▶ _EXTRAIT_
------------------------------------------------------------

Beaufort toujours dans le vent. Douglas trop vague.

Par Eric Mas

C’est quasiment un rituel, le plaisancier au sortir de sa douche, la serviette sur les épaules et la brosse à dent en guise de pipe, s’arrête devant le bulletin météo affiché à la capitainerie.

Même s’il sait déjà à quoi s’en tenir après avoir consulté son appli préférée (je ne vous dirai pas laquelle, mais vous avez deviné), la halte, comme devant une œuvre au musée, est un temps fort de la journée du marin.
C’est là qu’il trouve l’inspiration et, parfois, l’air inspiré. L’inspiration pour prendre ses décisions. L’air inspiré pour délivrer sa version. Chacun sa posture. Les commentaires vont bon train.
Les plus humbles acceptent l’information telle qu’elle est livrée et, respectueux devant le bulletin comme devant la mer, comprennent quelles sont leurs marges de manoeuvre. Ils vont faire avec.
Les plus farauds corrigent et expliquent à leur entourage les tenants et aboutissants de la situation météo qu’ils ont déjà vécue si souvent qu’elle n’a plus de secret pour eux.
Pour ma part j’ai du plaisir, et je trouve instructif, à me glisser parmi eux, parfois participer aux débats, en tout cas écouter ceux qui font part de leurs interrogations.


C’est ainsi que j’ai été surpris de voir qu’ils sont encore nombreux ceux qui amalgament Beaufort et Douglas. Je ne parle pas des amiraux, mais de leurs échelles.


Evidemment personne ne confond Sir Francis Beaufort et Sir Henry Percy Douglas. Bien que tous deux cartographes multipliant les embarquements et responsabilités à bord de prestigieux navires de Sa Majesté, HMS ( His/Her Majesty's Ship), le premier naviguait sous voile uniquement tandis que le second ne sillonnait les mers qu’à bord de navires puissamment motorisés. Question d’époque. On comprend que Beaufort voulait faire du vent son allié, alors que Douglas souhaitait que la vague ne fût pas son ennemi.

------------------------------------------------------------

▶ _CONSIGNE ÉCRITE_
D'après l'extrait sur les échelles de Beaufort et de Douglas, à bord de quels navires Sir Henry Percy Douglas sillonnait-il les mers ?

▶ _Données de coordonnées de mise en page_
------------------------------------------------------------

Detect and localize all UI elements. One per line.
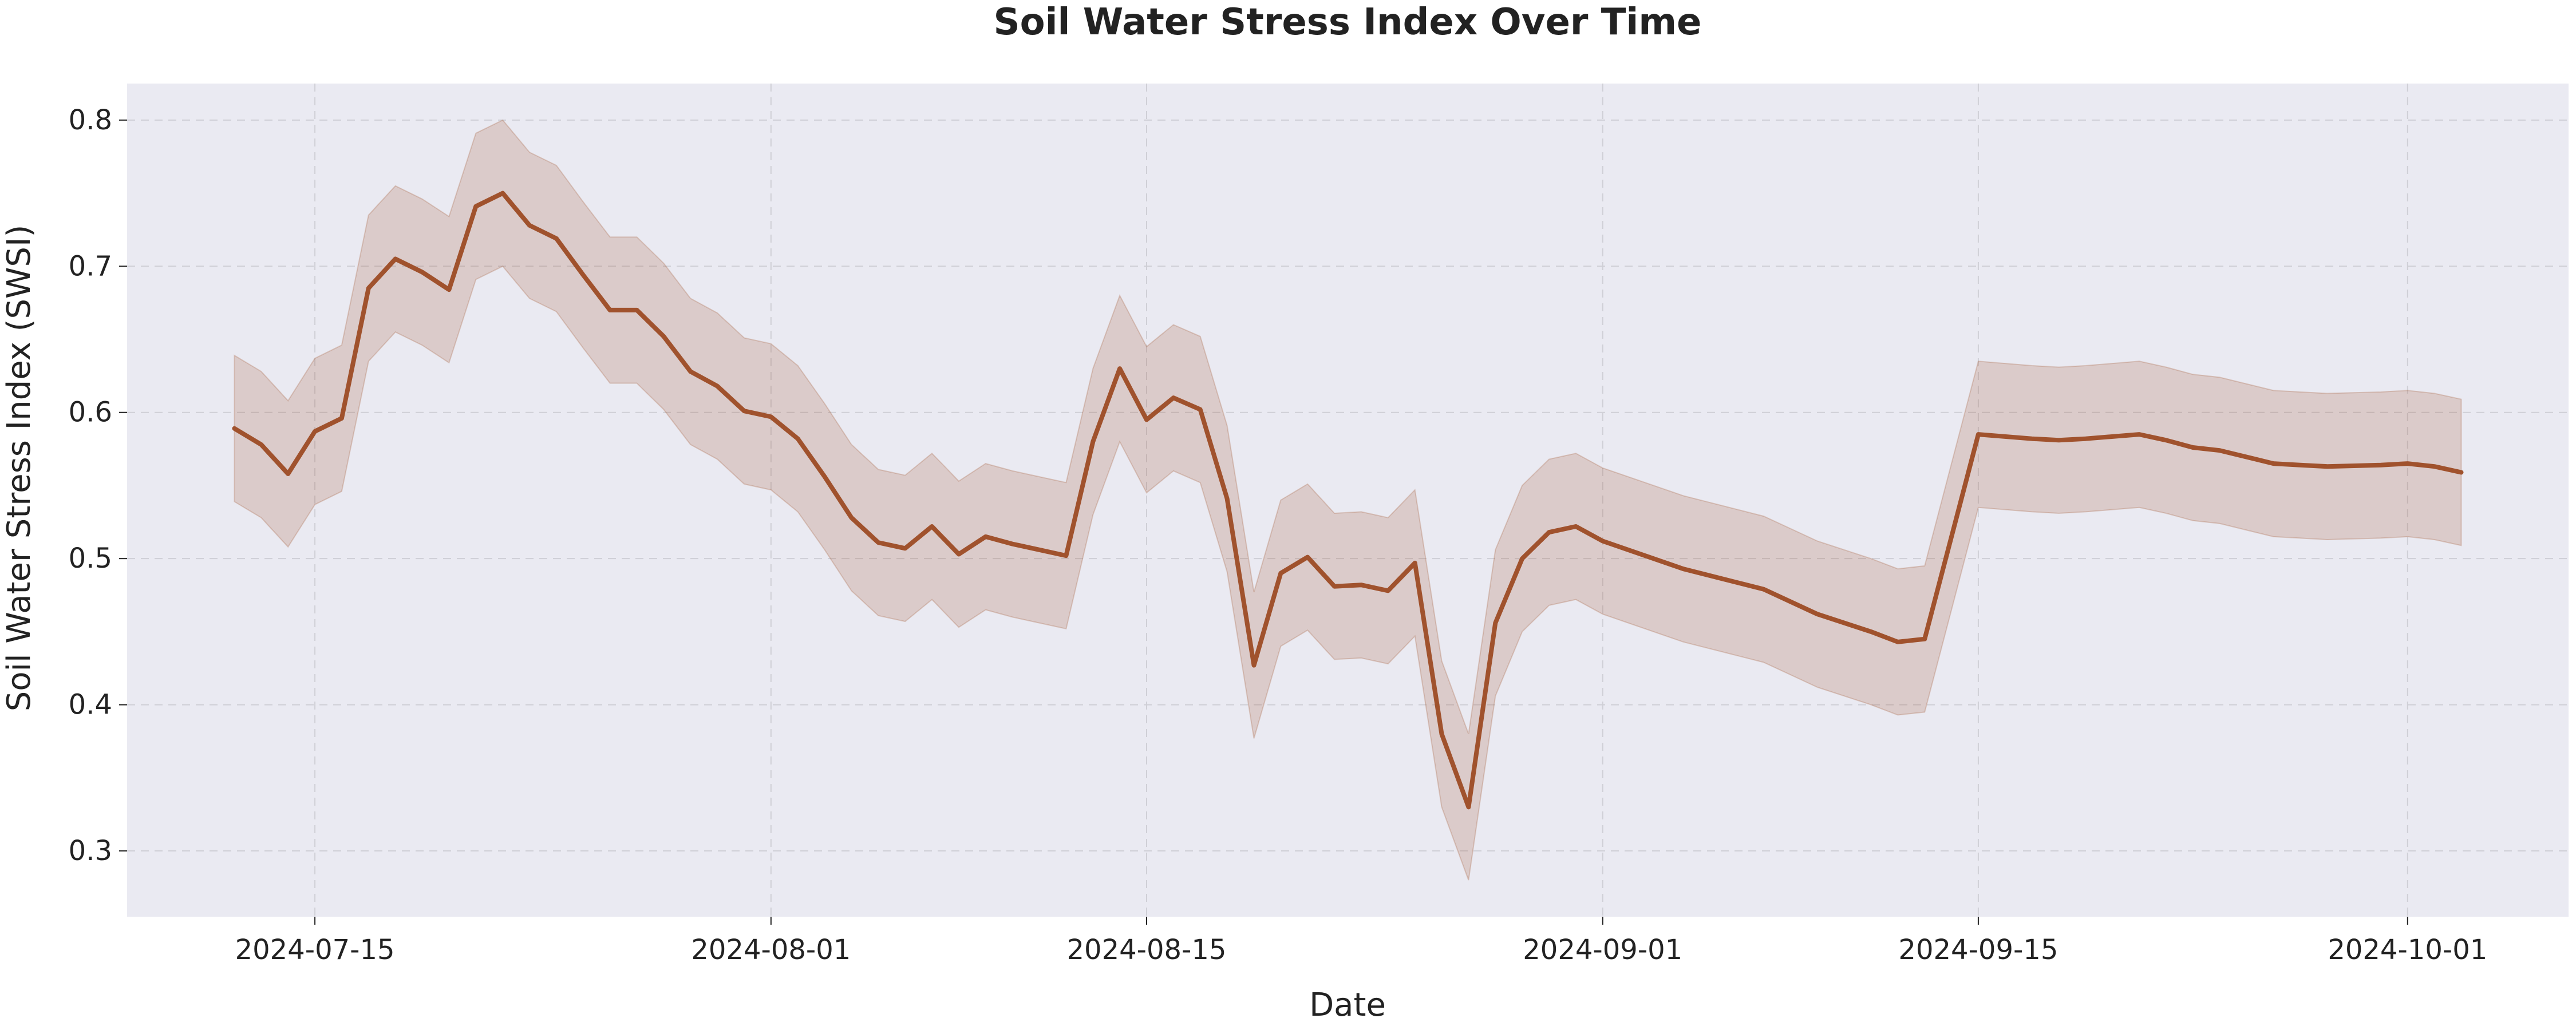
- chart-title: Soil Water Stress Index Over Time: [994, 1, 1702, 43]
- y-tick-label: 0.8: [69, 104, 112, 136]
- line-layer: [232, 191, 2464, 810]
- y-tick-label: 0.5: [69, 542, 112, 575]
- x-tick-label: 2024-09-01: [1523, 934, 1682, 966]
- x-axis-label: Date: [1309, 987, 1386, 1024]
- swsi-line: [232, 191, 2464, 810]
- x-tick-label: 2024-09-15: [1898, 934, 2058, 966]
- x-tick-label: 2024-08-15: [1067, 934, 1227, 966]
- y-axis-label: Soil Water Stress Index (SWSI): [1, 225, 38, 712]
- y-tick-label: 0.4: [69, 689, 112, 721]
- x-tick-label: 2024-07-15: [235, 934, 395, 966]
- y-tick-label: 0.7: [69, 250, 112, 282]
- plot-area: [127, 84, 2569, 917]
- y-axis: 0.3 0.4 0.5 0.6 0.7 0.8: [69, 104, 127, 867]
- confidence-band: [234, 119, 2462, 881]
- x-axis: 2024-07-15 2024-08-01 2024-08-15 2024-09-01…: [235, 917, 2487, 966]
- x-tick-label: 2024-10-01: [2328, 934, 2487, 966]
- y-tick-label: 0.3: [69, 835, 112, 867]
- confidence-band-layer: [234, 119, 2462, 881]
- grid-layer: [127, 84, 2569, 917]
- x-tick-label: 2024-08-01: [691, 934, 851, 966]
- y-tick-label: 0.6: [69, 397, 112, 429]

------------------------------------------------------------

▶ _RÉPONSE ÉCRITE_
Il sillonnait les mers uniquement à bord de navires puissamment motorisés.